» **DIRECTIONS FOR THIS TASK**: Wherever a line holds the string "Default", copy that line.

» **SUPPLIED ENTRIES**:

.....

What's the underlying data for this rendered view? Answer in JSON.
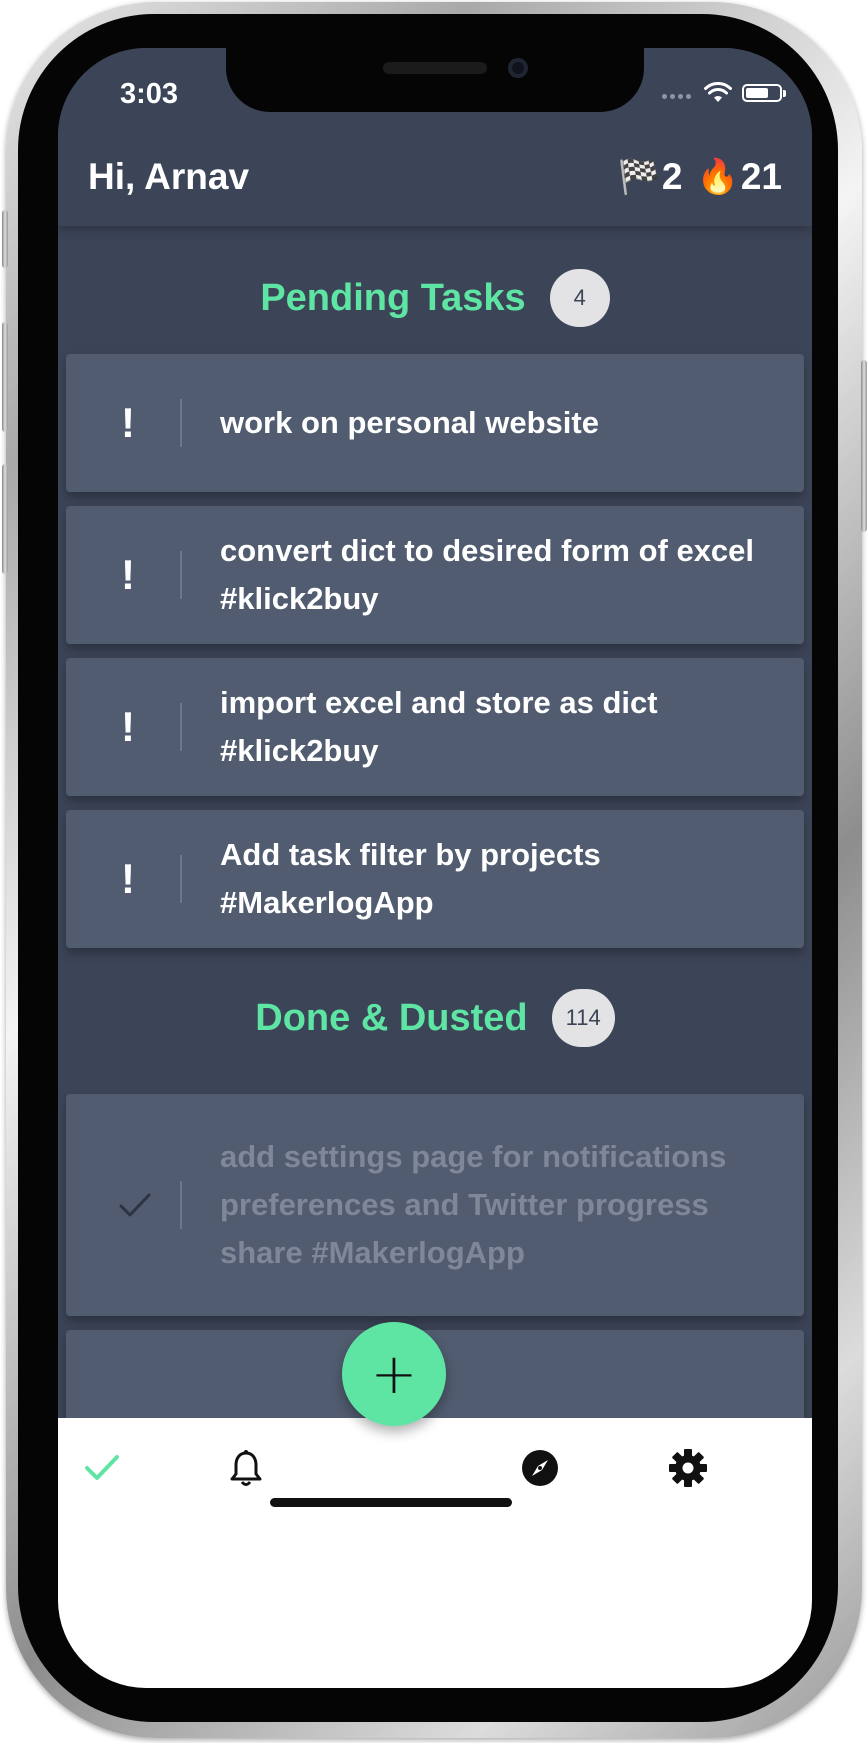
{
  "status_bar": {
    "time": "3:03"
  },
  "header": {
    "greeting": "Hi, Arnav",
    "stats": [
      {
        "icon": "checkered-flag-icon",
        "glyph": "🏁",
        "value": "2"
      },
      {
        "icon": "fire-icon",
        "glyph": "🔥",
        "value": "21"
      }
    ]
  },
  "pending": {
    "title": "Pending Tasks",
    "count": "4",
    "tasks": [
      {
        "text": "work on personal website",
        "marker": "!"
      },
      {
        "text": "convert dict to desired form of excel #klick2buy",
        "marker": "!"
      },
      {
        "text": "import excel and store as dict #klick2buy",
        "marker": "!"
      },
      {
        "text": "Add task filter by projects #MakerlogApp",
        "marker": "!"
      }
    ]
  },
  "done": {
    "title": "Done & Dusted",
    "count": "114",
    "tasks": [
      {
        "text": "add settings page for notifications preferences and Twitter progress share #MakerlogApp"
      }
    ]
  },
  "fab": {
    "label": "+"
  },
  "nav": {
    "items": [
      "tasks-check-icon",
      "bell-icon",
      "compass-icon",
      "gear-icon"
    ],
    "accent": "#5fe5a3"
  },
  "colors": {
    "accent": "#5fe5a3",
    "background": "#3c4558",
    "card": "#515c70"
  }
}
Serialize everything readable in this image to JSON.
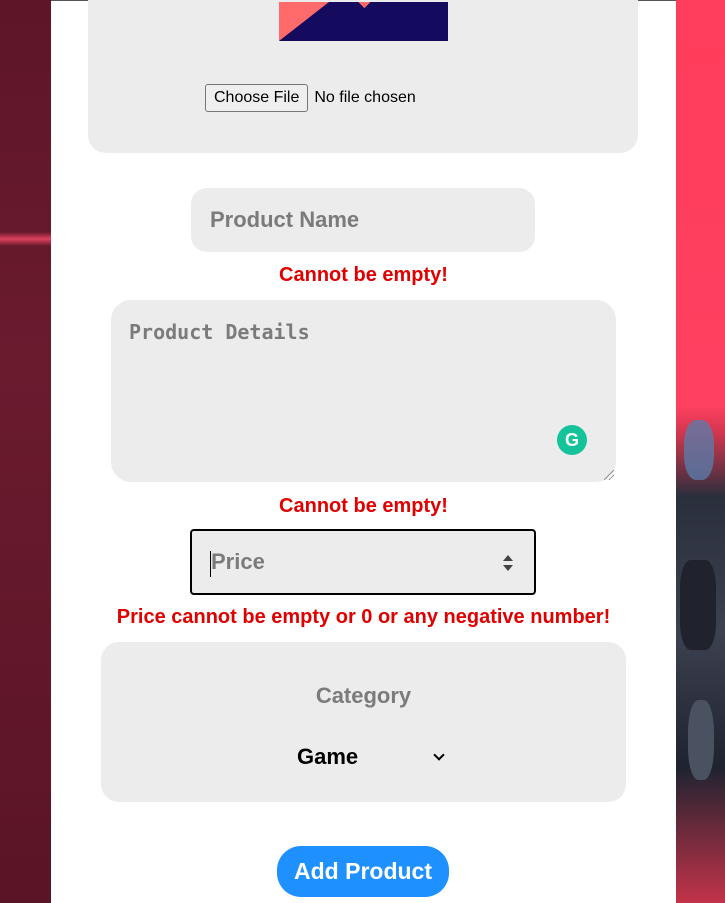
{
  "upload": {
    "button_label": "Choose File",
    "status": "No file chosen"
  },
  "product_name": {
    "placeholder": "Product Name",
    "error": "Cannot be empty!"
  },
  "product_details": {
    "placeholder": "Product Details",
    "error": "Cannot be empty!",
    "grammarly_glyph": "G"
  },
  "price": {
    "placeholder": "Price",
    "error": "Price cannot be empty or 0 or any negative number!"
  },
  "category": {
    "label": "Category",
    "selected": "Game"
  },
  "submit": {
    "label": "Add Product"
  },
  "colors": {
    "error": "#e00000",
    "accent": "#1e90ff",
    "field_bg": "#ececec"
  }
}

.....

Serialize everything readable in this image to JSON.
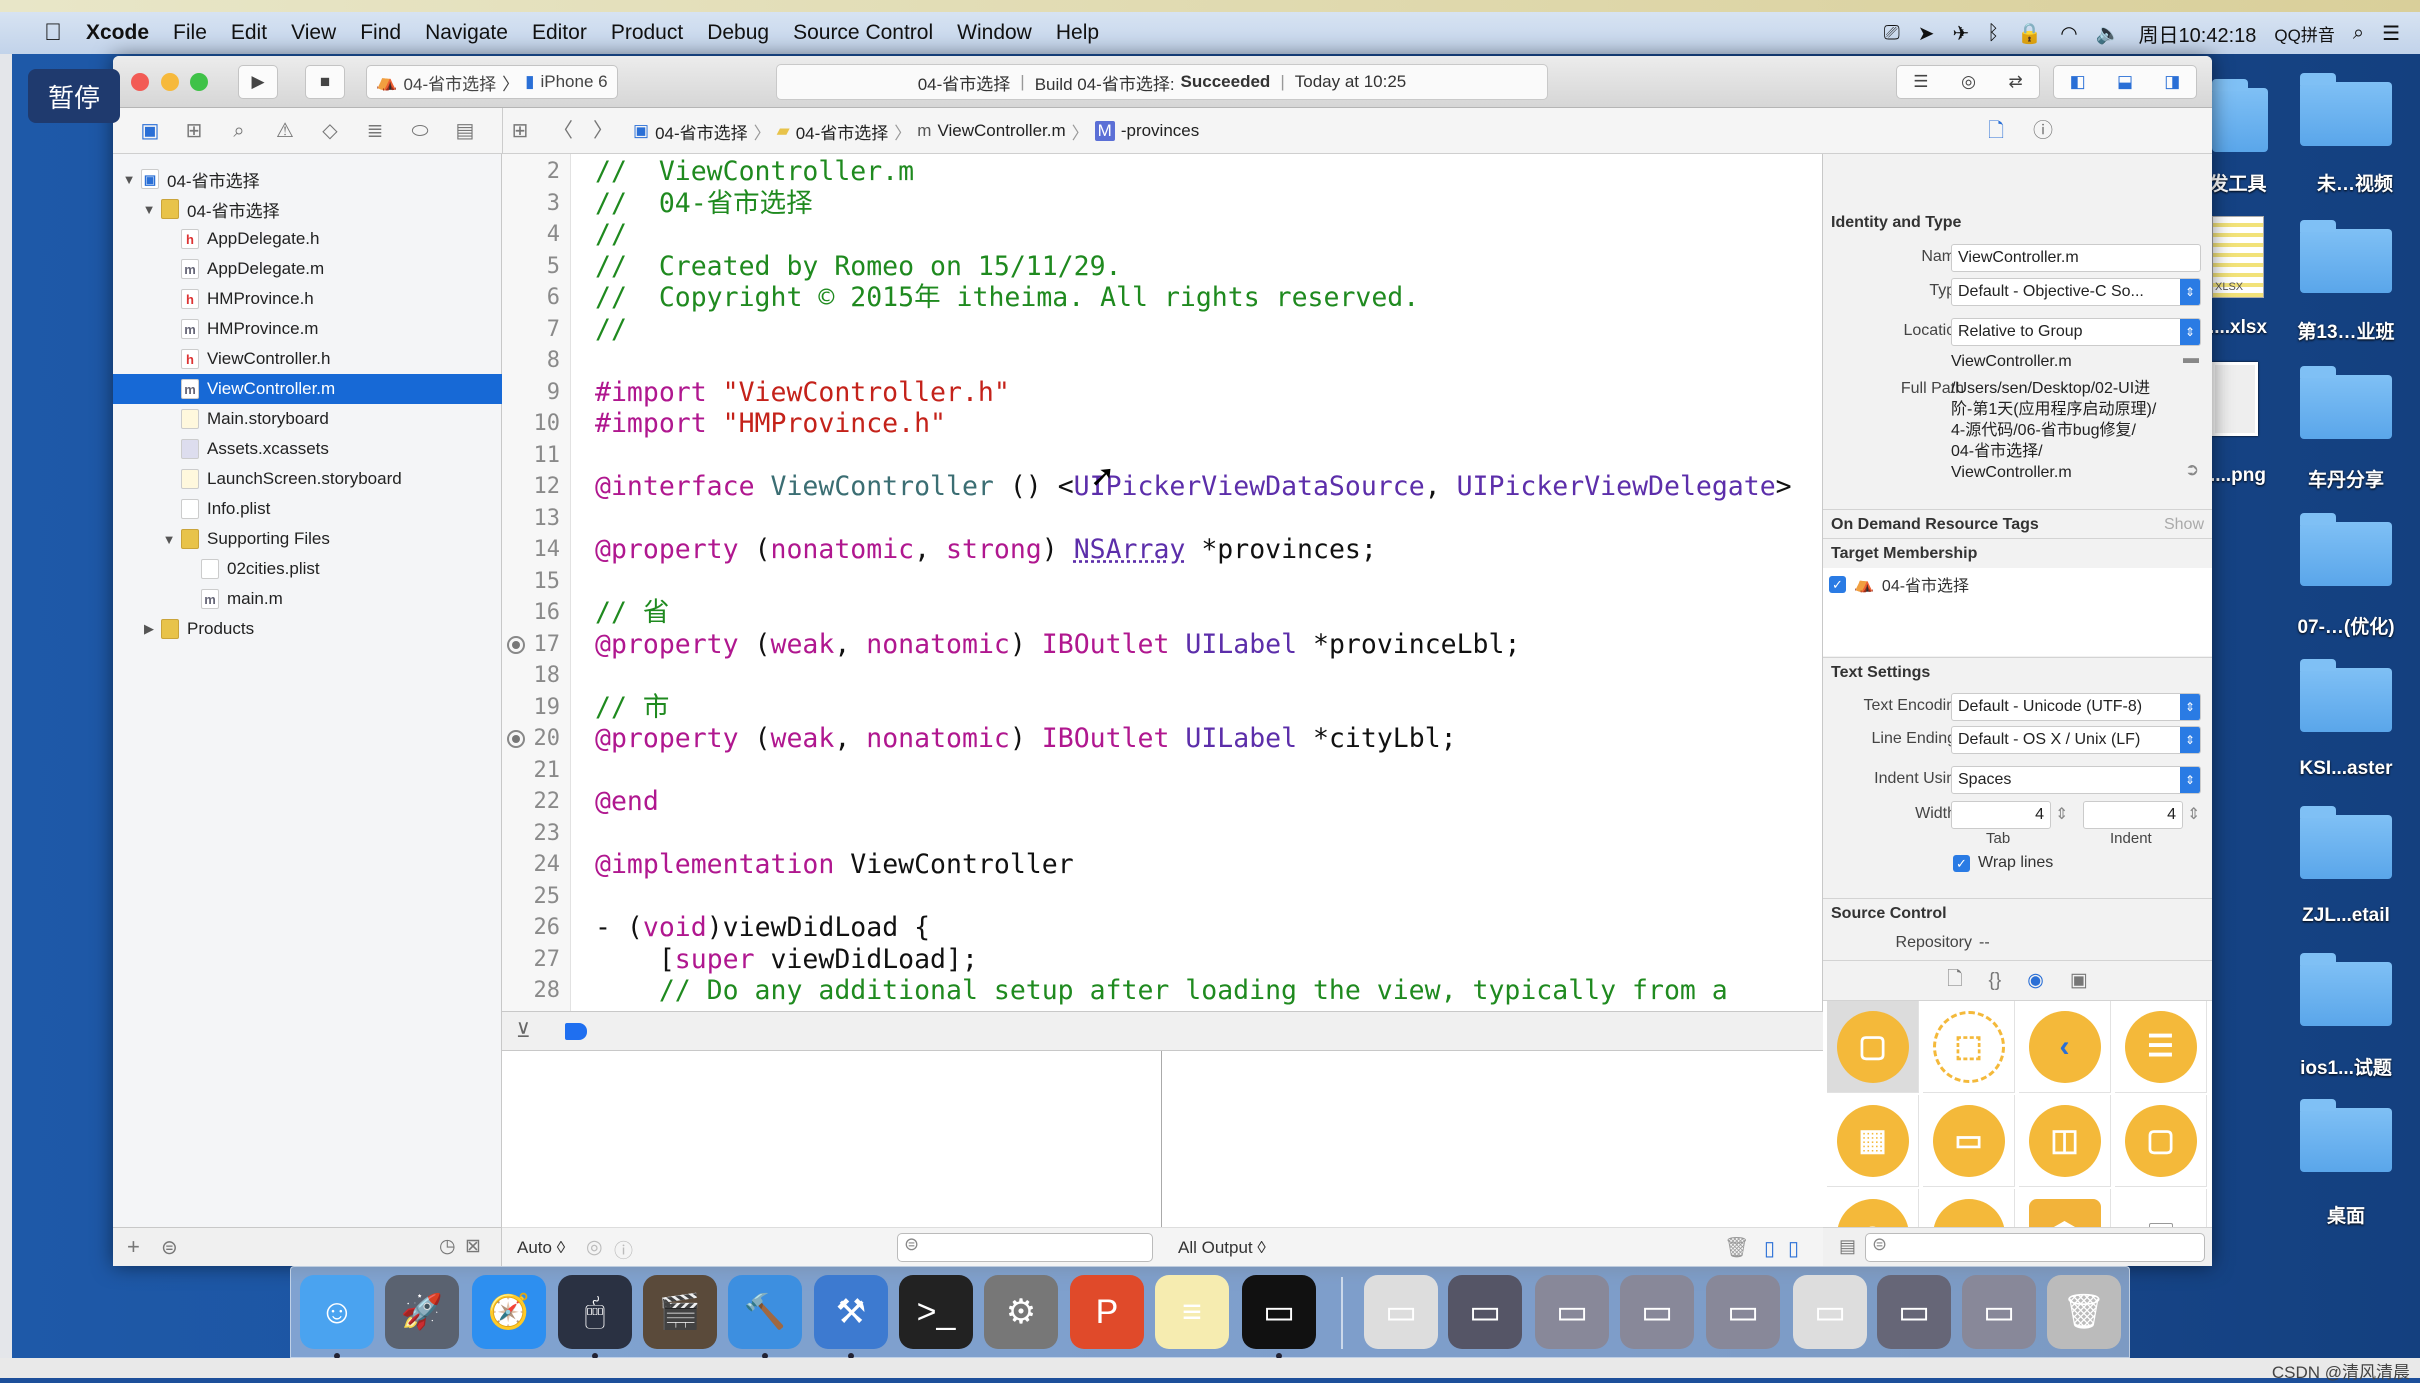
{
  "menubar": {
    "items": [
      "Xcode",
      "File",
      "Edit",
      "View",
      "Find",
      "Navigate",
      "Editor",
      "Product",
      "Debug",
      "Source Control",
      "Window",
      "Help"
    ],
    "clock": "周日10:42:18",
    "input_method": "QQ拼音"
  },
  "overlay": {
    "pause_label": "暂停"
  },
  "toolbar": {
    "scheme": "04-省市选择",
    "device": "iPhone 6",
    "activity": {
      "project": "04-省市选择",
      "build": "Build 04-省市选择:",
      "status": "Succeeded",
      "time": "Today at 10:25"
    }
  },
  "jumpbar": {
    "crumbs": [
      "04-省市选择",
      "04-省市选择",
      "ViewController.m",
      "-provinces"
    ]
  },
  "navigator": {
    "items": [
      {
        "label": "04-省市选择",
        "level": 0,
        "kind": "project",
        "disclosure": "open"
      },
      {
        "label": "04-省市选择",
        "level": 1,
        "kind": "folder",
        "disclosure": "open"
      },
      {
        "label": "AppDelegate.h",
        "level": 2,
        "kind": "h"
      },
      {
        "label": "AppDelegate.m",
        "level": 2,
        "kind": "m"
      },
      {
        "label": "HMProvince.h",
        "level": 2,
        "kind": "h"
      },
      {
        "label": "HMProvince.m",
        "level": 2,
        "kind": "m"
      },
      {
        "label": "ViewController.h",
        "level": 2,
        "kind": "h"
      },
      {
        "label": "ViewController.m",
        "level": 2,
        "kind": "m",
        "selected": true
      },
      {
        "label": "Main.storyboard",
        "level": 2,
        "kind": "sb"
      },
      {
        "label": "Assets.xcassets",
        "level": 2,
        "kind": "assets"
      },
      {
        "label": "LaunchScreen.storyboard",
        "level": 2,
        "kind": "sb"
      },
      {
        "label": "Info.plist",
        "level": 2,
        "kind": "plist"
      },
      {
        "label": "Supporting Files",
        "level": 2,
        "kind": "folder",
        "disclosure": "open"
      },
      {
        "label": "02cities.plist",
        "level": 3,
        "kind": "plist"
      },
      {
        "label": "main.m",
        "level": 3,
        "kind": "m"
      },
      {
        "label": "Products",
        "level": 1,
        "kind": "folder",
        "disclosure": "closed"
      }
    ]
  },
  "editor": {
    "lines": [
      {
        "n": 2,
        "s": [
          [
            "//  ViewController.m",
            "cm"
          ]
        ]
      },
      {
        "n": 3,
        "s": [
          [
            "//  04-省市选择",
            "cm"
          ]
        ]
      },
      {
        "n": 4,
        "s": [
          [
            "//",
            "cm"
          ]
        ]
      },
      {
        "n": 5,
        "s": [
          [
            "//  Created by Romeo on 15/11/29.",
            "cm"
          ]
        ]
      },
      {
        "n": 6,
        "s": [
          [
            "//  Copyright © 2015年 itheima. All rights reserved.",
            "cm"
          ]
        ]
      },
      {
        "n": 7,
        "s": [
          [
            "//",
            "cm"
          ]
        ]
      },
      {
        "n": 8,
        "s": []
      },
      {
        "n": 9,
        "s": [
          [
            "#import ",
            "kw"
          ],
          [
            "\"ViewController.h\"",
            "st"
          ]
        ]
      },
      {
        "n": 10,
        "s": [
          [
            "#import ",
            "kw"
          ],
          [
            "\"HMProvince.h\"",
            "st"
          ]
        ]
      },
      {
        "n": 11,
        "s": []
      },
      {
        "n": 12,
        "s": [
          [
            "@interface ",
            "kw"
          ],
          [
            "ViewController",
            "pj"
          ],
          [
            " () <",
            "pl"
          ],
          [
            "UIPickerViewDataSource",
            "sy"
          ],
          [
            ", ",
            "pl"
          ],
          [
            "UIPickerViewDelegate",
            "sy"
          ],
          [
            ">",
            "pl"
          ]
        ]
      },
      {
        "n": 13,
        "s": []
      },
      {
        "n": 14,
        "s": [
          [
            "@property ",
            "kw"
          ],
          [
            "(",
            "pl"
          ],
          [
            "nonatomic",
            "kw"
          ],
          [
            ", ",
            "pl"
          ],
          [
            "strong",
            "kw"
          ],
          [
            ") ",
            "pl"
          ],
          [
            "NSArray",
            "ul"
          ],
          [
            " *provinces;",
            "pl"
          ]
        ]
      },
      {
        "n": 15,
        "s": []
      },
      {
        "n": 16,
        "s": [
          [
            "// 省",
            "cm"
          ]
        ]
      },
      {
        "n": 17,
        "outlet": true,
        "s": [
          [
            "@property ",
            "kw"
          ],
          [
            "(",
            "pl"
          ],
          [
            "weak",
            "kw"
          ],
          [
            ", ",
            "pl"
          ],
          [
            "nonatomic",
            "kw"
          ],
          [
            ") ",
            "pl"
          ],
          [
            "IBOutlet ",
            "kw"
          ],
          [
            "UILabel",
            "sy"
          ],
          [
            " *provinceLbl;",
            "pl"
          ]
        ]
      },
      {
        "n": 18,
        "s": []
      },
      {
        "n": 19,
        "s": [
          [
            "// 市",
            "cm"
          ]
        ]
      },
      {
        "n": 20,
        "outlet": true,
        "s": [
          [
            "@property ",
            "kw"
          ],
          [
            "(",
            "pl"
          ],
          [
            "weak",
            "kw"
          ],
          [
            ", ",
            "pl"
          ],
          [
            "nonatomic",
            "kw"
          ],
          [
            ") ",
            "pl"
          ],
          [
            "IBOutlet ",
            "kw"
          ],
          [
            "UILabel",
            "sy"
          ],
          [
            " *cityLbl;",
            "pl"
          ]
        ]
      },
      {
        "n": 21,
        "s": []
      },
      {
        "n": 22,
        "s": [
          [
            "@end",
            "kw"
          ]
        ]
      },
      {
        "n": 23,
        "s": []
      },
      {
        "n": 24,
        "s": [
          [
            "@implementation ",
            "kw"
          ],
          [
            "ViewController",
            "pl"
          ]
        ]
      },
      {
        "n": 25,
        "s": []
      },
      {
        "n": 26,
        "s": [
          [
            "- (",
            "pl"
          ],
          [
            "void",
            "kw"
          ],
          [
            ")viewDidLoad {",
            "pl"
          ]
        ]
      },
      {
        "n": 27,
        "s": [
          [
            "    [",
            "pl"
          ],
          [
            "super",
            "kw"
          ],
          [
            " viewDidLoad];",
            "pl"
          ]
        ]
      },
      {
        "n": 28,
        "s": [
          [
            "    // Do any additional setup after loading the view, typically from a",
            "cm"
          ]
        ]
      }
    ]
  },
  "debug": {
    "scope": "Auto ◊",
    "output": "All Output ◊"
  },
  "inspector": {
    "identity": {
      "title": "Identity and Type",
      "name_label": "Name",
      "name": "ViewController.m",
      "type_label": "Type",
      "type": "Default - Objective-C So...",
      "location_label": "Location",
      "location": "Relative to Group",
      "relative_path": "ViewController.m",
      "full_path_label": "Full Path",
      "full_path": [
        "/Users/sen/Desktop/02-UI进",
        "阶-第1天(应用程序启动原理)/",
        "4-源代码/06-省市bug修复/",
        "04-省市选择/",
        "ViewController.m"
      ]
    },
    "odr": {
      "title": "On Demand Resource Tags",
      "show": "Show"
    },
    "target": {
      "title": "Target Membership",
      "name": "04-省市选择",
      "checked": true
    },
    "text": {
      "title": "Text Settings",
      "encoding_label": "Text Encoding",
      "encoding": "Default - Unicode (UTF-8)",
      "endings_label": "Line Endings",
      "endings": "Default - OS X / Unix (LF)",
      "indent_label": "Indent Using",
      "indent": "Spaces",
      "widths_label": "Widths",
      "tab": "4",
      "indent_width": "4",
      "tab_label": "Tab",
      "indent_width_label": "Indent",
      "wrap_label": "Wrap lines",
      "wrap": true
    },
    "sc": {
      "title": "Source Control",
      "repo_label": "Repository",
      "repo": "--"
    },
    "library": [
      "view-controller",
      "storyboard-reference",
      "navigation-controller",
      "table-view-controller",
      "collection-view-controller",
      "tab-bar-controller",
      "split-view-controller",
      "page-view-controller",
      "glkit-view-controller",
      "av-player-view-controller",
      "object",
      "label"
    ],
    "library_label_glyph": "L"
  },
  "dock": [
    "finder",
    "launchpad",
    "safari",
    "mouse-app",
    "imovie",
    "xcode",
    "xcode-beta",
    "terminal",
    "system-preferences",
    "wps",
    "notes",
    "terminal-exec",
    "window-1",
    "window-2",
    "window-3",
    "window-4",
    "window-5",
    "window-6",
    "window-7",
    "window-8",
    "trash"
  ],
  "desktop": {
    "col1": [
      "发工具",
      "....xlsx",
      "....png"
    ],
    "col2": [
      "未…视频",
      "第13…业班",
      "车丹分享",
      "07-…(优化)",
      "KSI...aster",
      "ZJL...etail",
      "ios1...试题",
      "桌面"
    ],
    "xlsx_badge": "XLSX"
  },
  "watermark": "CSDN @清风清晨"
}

.....

» **COMPLETE RESPONSE**:
      "type": "Default - Objective-C So...",
      "encoding": "Default - Unicode (UTF-8)",
      "endings": "Default - OS X / Unix (LF)",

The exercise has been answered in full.